====== RAW RECORDS ======
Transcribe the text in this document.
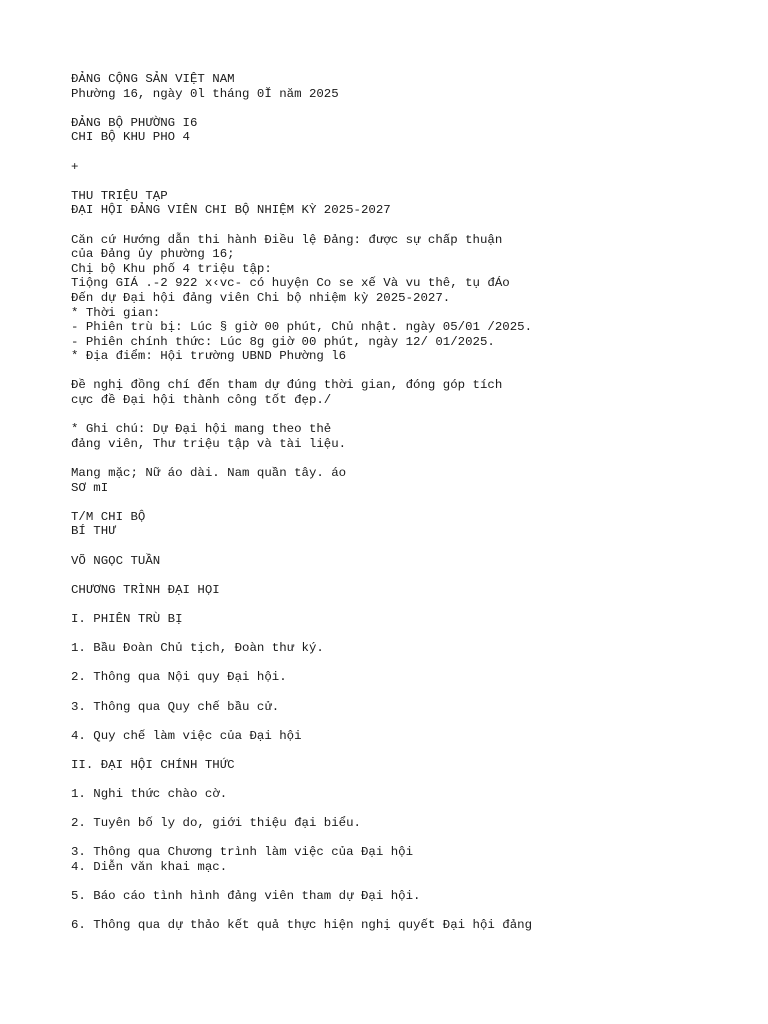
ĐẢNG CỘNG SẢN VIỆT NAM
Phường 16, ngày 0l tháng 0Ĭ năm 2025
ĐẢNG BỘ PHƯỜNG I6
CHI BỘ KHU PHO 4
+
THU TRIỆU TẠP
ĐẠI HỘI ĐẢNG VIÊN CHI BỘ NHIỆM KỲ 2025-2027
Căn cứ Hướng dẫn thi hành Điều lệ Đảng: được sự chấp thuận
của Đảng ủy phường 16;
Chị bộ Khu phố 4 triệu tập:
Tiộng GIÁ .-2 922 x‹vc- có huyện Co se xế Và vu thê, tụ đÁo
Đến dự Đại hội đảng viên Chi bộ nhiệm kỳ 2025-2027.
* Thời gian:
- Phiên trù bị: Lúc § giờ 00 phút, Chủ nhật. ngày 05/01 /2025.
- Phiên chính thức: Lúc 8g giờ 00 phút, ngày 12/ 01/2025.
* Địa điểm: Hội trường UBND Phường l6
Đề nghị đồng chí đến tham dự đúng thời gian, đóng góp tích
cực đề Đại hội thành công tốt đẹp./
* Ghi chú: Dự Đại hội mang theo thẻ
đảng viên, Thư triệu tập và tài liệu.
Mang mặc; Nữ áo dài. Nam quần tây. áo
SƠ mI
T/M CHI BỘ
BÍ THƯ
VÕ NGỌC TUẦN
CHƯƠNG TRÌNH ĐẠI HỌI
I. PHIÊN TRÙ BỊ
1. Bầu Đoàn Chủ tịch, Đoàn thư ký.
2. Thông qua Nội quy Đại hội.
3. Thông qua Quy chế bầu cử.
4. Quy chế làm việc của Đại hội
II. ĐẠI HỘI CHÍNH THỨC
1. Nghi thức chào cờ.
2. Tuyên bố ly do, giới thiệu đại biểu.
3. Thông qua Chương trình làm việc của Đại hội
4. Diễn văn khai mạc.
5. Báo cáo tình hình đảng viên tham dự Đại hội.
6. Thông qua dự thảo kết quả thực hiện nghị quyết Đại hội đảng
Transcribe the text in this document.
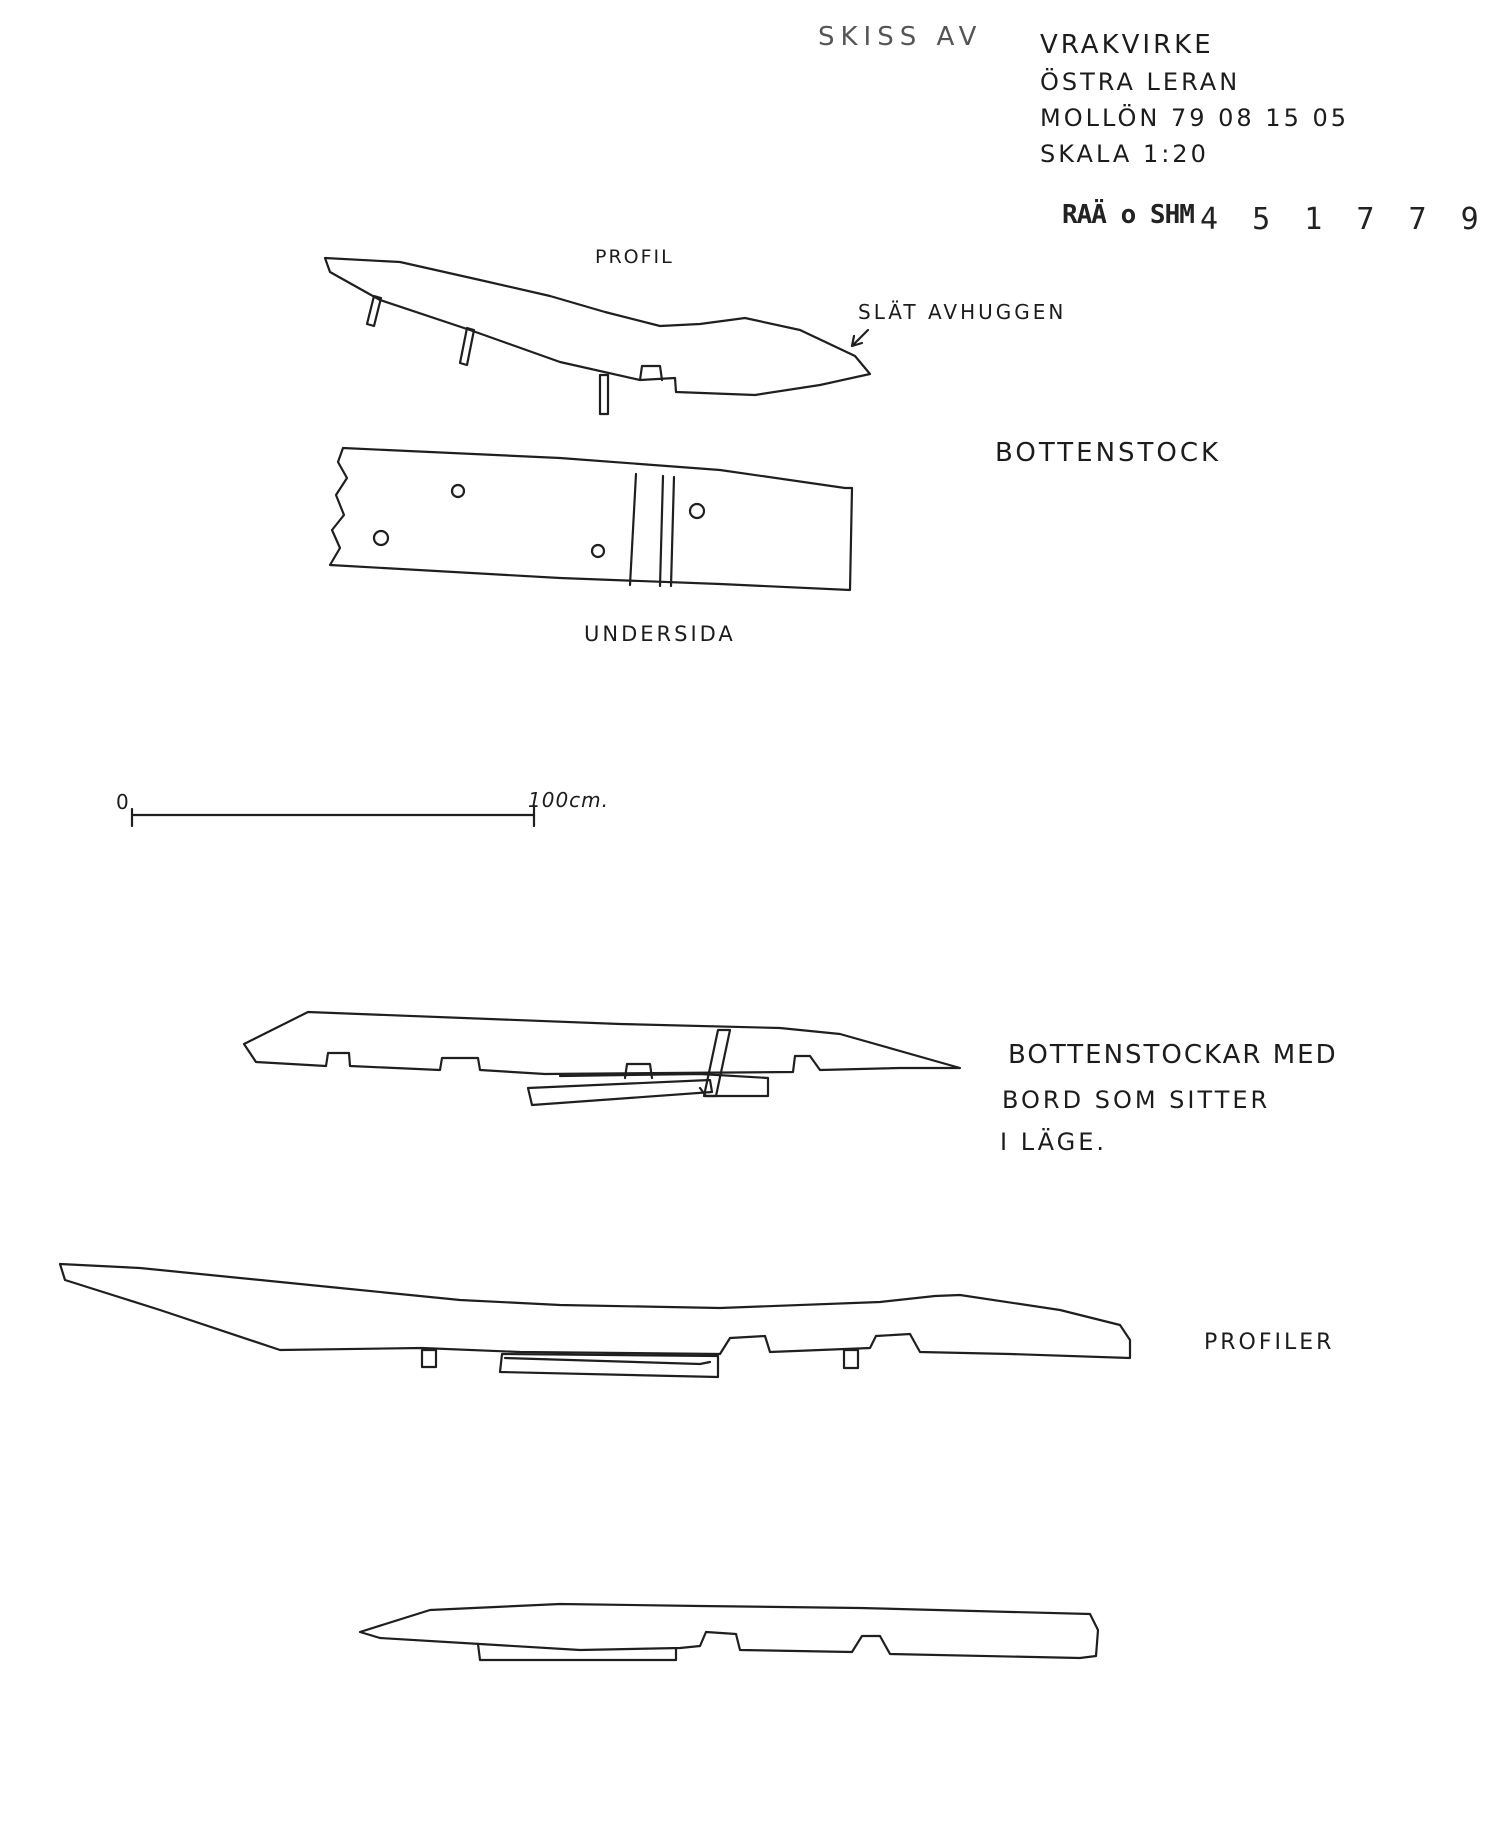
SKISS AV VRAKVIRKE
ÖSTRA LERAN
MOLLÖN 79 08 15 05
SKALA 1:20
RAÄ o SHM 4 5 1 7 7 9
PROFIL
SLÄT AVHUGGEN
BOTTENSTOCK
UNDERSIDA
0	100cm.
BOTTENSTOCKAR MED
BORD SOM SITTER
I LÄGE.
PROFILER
======
> _WHAT IS EXPECTED_: Return every line from the records above that holds the word "ngày".

> _RESULT OF THIS EXERCISE_:
Phường 16, ngày 0l tháng 0Ĭ năm 2025
- Phiên trù bị: Lúc § giờ 00 phút, Chủ nhật. ngày 05/01 /2025.
- Phiên chính thức: Lúc 8g giờ 00 phút, ngày 12/ 01/2025.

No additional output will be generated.